--- START Stored data ---
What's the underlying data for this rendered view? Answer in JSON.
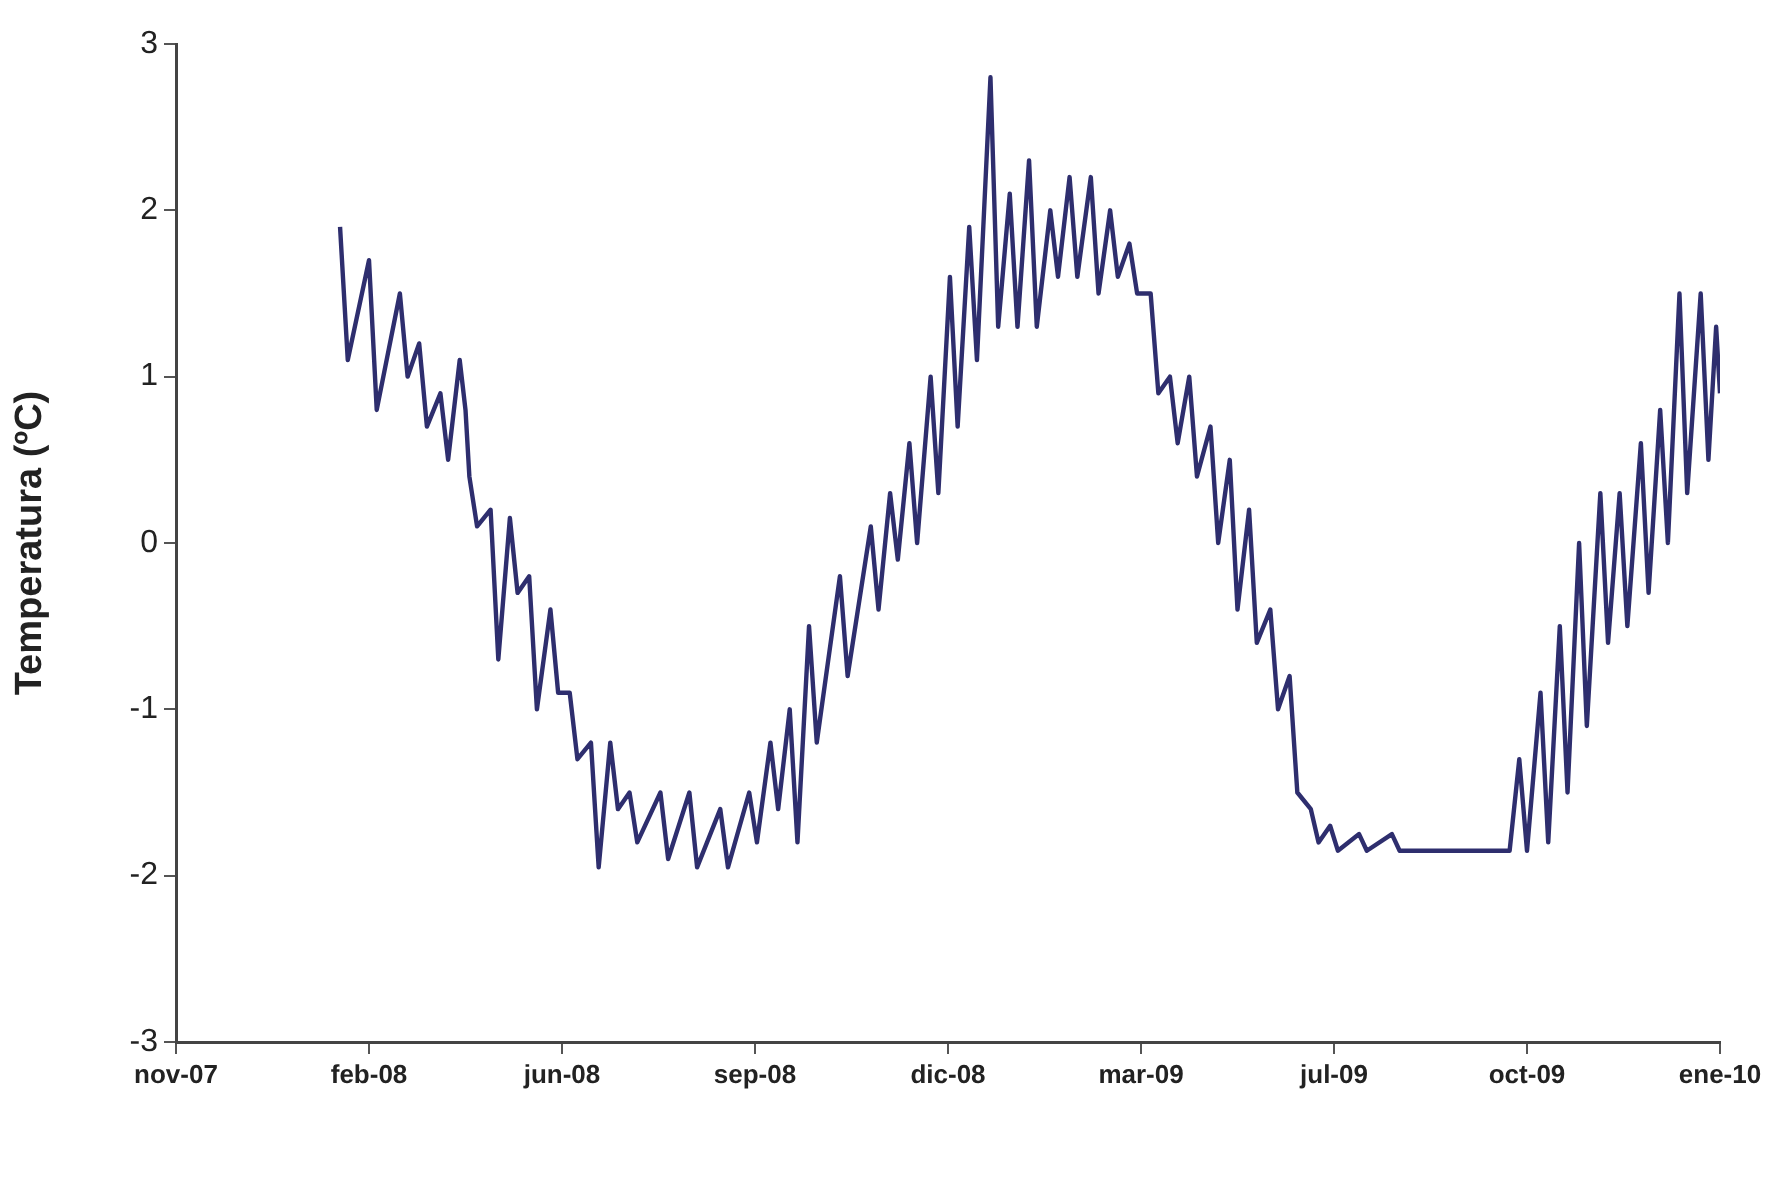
{
  "chart_data": {
    "type": "line",
    "ylabel": "Temperatura (ºC)",
    "xlim": [
      "2007-11-14",
      "2010-01-22"
    ],
    "xticks": [
      {
        "value": "2007-11-14",
        "label": "nov-07"
      },
      {
        "value": "2008-02-22",
        "label": "feb-08"
      },
      {
        "value": "2008-06-01",
        "label": "jun-08"
      },
      {
        "value": "2008-09-09",
        "label": "sep-08"
      },
      {
        "value": "2008-12-18",
        "label": "dic-08"
      },
      {
        "value": "2009-03-28",
        "label": "mar-09"
      },
      {
        "value": "2009-07-06",
        "label": "jul-09"
      },
      {
        "value": "2009-10-14",
        "label": "oct-09"
      },
      {
        "value": "2010-01-22",
        "label": "ene-10"
      }
    ],
    "ylim": [
      -3,
      3
    ],
    "yticks": [
      -3,
      -2,
      -1,
      0,
      1,
      2,
      3
    ],
    "grid": false,
    "legend": false,
    "marker": "none",
    "line_style": "solid",
    "x": [
      "2008-02-07",
      "2008-02-11",
      "2008-02-22",
      "2008-02-26",
      "2008-03-09",
      "2008-03-13",
      "2008-03-19",
      "2008-03-23",
      "2008-03-30",
      "2008-04-03",
      "2008-04-09",
      "2008-04-12",
      "2008-04-14",
      "2008-04-18",
      "2008-04-25",
      "2008-04-29",
      "2008-05-05",
      "2008-05-09",
      "2008-05-15",
      "2008-05-19",
      "2008-05-26",
      "2008-05-30",
      "2008-06-05",
      "2008-06-09",
      "2008-06-16",
      "2008-06-20",
      "2008-06-26",
      "2008-06-30",
      "2008-07-06",
      "2008-07-10",
      "2008-07-22",
      "2008-07-26",
      "2008-08-06",
      "2008-08-10",
      "2008-08-22",
      "2008-08-26",
      "2008-09-06",
      "2008-09-10",
      "2008-09-17",
      "2008-09-21",
      "2008-09-27",
      "2008-10-01",
      "2008-10-07",
      "2008-10-11",
      "2008-10-23",
      "2008-10-27",
      "2008-11-08",
      "2008-11-12",
      "2008-11-18",
      "2008-11-22",
      "2008-11-28",
      "2008-12-02",
      "2008-12-09",
      "2008-12-13",
      "2008-12-19",
      "2008-12-23",
      "2008-12-29",
      "2009-01-02",
      "2009-01-09",
      "2009-01-13",
      "2009-01-19",
      "2009-01-23",
      "2009-01-29",
      "2009-02-02",
      "2009-02-09",
      "2009-02-13",
      "2009-02-19",
      "2009-02-23",
      "2009-03-02",
      "2009-03-06",
      "2009-03-12",
      "2009-03-16",
      "2009-03-22",
      "2009-03-26",
      "2009-04-02",
      "2009-04-06",
      "2009-04-12",
      "2009-04-16",
      "2009-04-22",
      "2009-04-26",
      "2009-05-03",
      "2009-05-07",
      "2009-05-13",
      "2009-05-17",
      "2009-05-23",
      "2009-05-27",
      "2009-06-03",
      "2009-06-07",
      "2009-06-13",
      "2009-06-17",
      "2009-06-24",
      "2009-06-28",
      "2009-07-04",
      "2009-07-08",
      "2009-07-19",
      "2009-07-23",
      "2009-08-05",
      "2009-08-09",
      "2009-08-25",
      "2009-10-05",
      "2009-10-10",
      "2009-10-14",
      "2009-10-21",
      "2009-10-25",
      "2009-10-31",
      "2009-11-04",
      "2009-11-10",
      "2009-11-14",
      "2009-11-21",
      "2009-11-25",
      "2009-12-01",
      "2009-12-05",
      "2009-12-12",
      "2009-12-16",
      "2009-12-22",
      "2009-12-26",
      "2010-01-01",
      "2010-01-05",
      "2010-01-12",
      "2010-01-16",
      "2010-01-20",
      "2010-01-22"
    ],
    "series": [
      {
        "color": "#2e2e6e",
        "values": [
          1.9,
          1.1,
          1.7,
          0.8,
          1.5,
          1.0,
          1.2,
          0.7,
          0.9,
          0.5,
          1.1,
          0.8,
          0.4,
          0.1,
          0.2,
          -0.7,
          0.15,
          -0.3,
          -0.2,
          -1.0,
          -0.4,
          -0.9,
          -0.9,
          -1.3,
          -1.2,
          -1.95,
          -1.2,
          -1.6,
          -1.5,
          -1.8,
          -1.5,
          -1.9,
          -1.5,
          -1.95,
          -1.6,
          -1.95,
          -1.5,
          -1.8,
          -1.2,
          -1.6,
          -1.0,
          -1.8,
          -0.5,
          -1.2,
          -0.2,
          -0.8,
          0.1,
          -0.4,
          0.3,
          -0.1,
          0.6,
          0.0,
          1.0,
          0.3,
          1.6,
          0.7,
          1.9,
          1.1,
          2.8,
          1.3,
          2.1,
          1.3,
          2.3,
          1.3,
          2.0,
          1.6,
          2.2,
          1.6,
          2.2,
          1.5,
          2.0,
          1.6,
          1.8,
          1.5,
          1.5,
          0.9,
          1.0,
          0.6,
          1.0,
          0.4,
          0.7,
          0.0,
          0.5,
          -0.4,
          0.2,
          -0.6,
          -0.4,
          -1.0,
          -0.8,
          -1.5,
          -1.6,
          -1.8,
          -1.7,
          -1.85,
          -1.75,
          -1.85,
          -1.75,
          -1.85,
          -1.85,
          -1.85,
          -1.3,
          -1.85,
          -0.9,
          -1.8,
          -0.5,
          -1.5,
          0.0,
          -1.1,
          0.3,
          -0.6,
          0.3,
          -0.5,
          0.6,
          -0.3,
          0.8,
          0.0,
          1.5,
          0.3,
          1.5,
          0.5,
          1.3,
          0.9
        ]
      }
    ]
  }
}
--- END Stored data ---
* [Exercise]:
All the lines above are to be given again exactly as they read, with the pictures removed.

* [Exercise result]:
What's the underlying data for this rendered view? Answer in JSON.
{
  "chart_data": {
    "type": "line",
    "ylabel": "Temperatura (ºC)",
    "xlim": [
      "2007-11-14",
      "2010-01-22"
    ],
    "xticks": [
      {
        "value": "2007-11-14",
        "label": "nov-07"
      },
      {
        "value": "2008-02-22",
        "label": "feb-08"
      },
      {
        "value": "2008-06-01",
        "label": "jun-08"
      },
      {
        "value": "2008-09-09",
        "label": "sep-08"
      },
      {
        "value": "2008-12-18",
        "label": "dic-08"
      },
      {
        "value": "2009-03-28",
        "label": "mar-09"
      },
      {
        "value": "2009-07-06",
        "label": "jul-09"
      },
      {
        "value": "2009-10-14",
        "label": "oct-09"
      },
      {
        "value": "2010-01-22",
        "label": "ene-10"
      }
    ],
    "ylim": [
      -3,
      3
    ],
    "yticks": [
      -3,
      -2,
      -1,
      0,
      1,
      2,
      3
    ],
    "grid": false,
    "legend": false,
    "marker": "none",
    "line_style": "solid",
    "x": [
      "2008-02-07",
      "2008-02-11",
      "2008-02-22",
      "2008-02-26",
      "2008-03-09",
      "2008-03-13",
      "2008-03-19",
      "2008-03-23",
      "2008-03-30",
      "2008-04-03",
      "2008-04-09",
      "2008-04-12",
      "2008-04-14",
      "2008-04-18",
      "2008-04-25",
      "2008-04-29",
      "2008-05-05",
      "2008-05-09",
      "2008-05-15",
      "2008-05-19",
      "2008-05-26",
      "2008-05-30",
      "2008-06-05",
      "2008-06-09",
      "2008-06-16",
      "2008-06-20",
      "2008-06-26",
      "2008-06-30",
      "2008-07-06",
      "2008-07-10",
      "2008-07-22",
      "2008-07-26",
      "2008-08-06",
      "2008-08-10",
      "2008-08-22",
      "2008-08-26",
      "2008-09-06",
      "2008-09-10",
      "2008-09-17",
      "2008-09-21",
      "2008-09-27",
      "2008-10-01",
      "2008-10-07",
      "2008-10-11",
      "2008-10-23",
      "2008-10-27",
      "2008-11-08",
      "2008-11-12",
      "2008-11-18",
      "2008-11-22",
      "2008-11-28",
      "2008-12-02",
      "2008-12-09",
      "2008-12-13",
      "2008-12-19",
      "2008-12-23",
      "2008-12-29",
      "2009-01-02",
      "2009-01-09",
      "2009-01-13",
      "2009-01-19",
      "2009-01-23",
      "2009-01-29",
      "2009-02-02",
      "2009-02-09",
      "2009-02-13",
      "2009-02-19",
      "2009-02-23",
      "2009-03-02",
      "2009-03-06",
      "2009-03-12",
      "2009-03-16",
      "2009-03-22",
      "2009-03-26",
      "2009-04-02",
      "2009-04-06",
      "2009-04-12",
      "2009-04-16",
      "2009-04-22",
      "2009-04-26",
      "2009-05-03",
      "2009-05-07",
      "2009-05-13",
      "2009-05-17",
      "2009-05-23",
      "2009-05-27",
      "2009-06-03",
      "2009-06-07",
      "2009-06-13",
      "2009-06-17",
      "2009-06-24",
      "2009-06-28",
      "2009-07-04",
      "2009-07-08",
      "2009-07-19",
      "2009-07-23",
      "2009-08-05",
      "2009-08-09",
      "2009-08-25",
      "2009-10-05",
      "2009-10-10",
      "2009-10-14",
      "2009-10-21",
      "2009-10-25",
      "2009-10-31",
      "2009-11-04",
      "2009-11-10",
      "2009-11-14",
      "2009-11-21",
      "2009-11-25",
      "2009-12-01",
      "2009-12-05",
      "2009-12-12",
      "2009-12-16",
      "2009-12-22",
      "2009-12-26",
      "2010-01-01",
      "2010-01-05",
      "2010-01-12",
      "2010-01-16",
      "2010-01-20",
      "2010-01-22"
    ],
    "series": [
      {
        "color": "#2e2e6e",
        "values": [
          1.9,
          1.1,
          1.7,
          0.8,
          1.5,
          1.0,
          1.2,
          0.7,
          0.9,
          0.5,
          1.1,
          0.8,
          0.4,
          0.1,
          0.2,
          -0.7,
          0.15,
          -0.3,
          -0.2,
          -1.0,
          -0.4,
          -0.9,
          -0.9,
          -1.3,
          -1.2,
          -1.95,
          -1.2,
          -1.6,
          -1.5,
          -1.8,
          -1.5,
          -1.9,
          -1.5,
          -1.95,
          -1.6,
          -1.95,
          -1.5,
          -1.8,
          -1.2,
          -1.6,
          -1.0,
          -1.8,
          -0.5,
          -1.2,
          -0.2,
          -0.8,
          0.1,
          -0.4,
          0.3,
          -0.1,
          0.6,
          0.0,
          1.0,
          0.3,
          1.6,
          0.7,
          1.9,
          1.1,
          2.8,
          1.3,
          2.1,
          1.3,
          2.3,
          1.3,
          2.0,
          1.6,
          2.2,
          1.6,
          2.2,
          1.5,
          2.0,
          1.6,
          1.8,
          1.5,
          1.5,
          0.9,
          1.0,
          0.6,
          1.0,
          0.4,
          0.7,
          0.0,
          0.5,
          -0.4,
          0.2,
          -0.6,
          -0.4,
          -1.0,
          -0.8,
          -1.5,
          -1.6,
          -1.8,
          -1.7,
          -1.85,
          -1.75,
          -1.85,
          -1.75,
          -1.85,
          -1.85,
          -1.85,
          -1.3,
          -1.85,
          -0.9,
          -1.8,
          -0.5,
          -1.5,
          0.0,
          -1.1,
          0.3,
          -0.6,
          0.3,
          -0.5,
          0.6,
          -0.3,
          0.8,
          0.0,
          1.5,
          0.3,
          1.5,
          0.5,
          1.3,
          0.9
        ]
      }
    ]
  }
}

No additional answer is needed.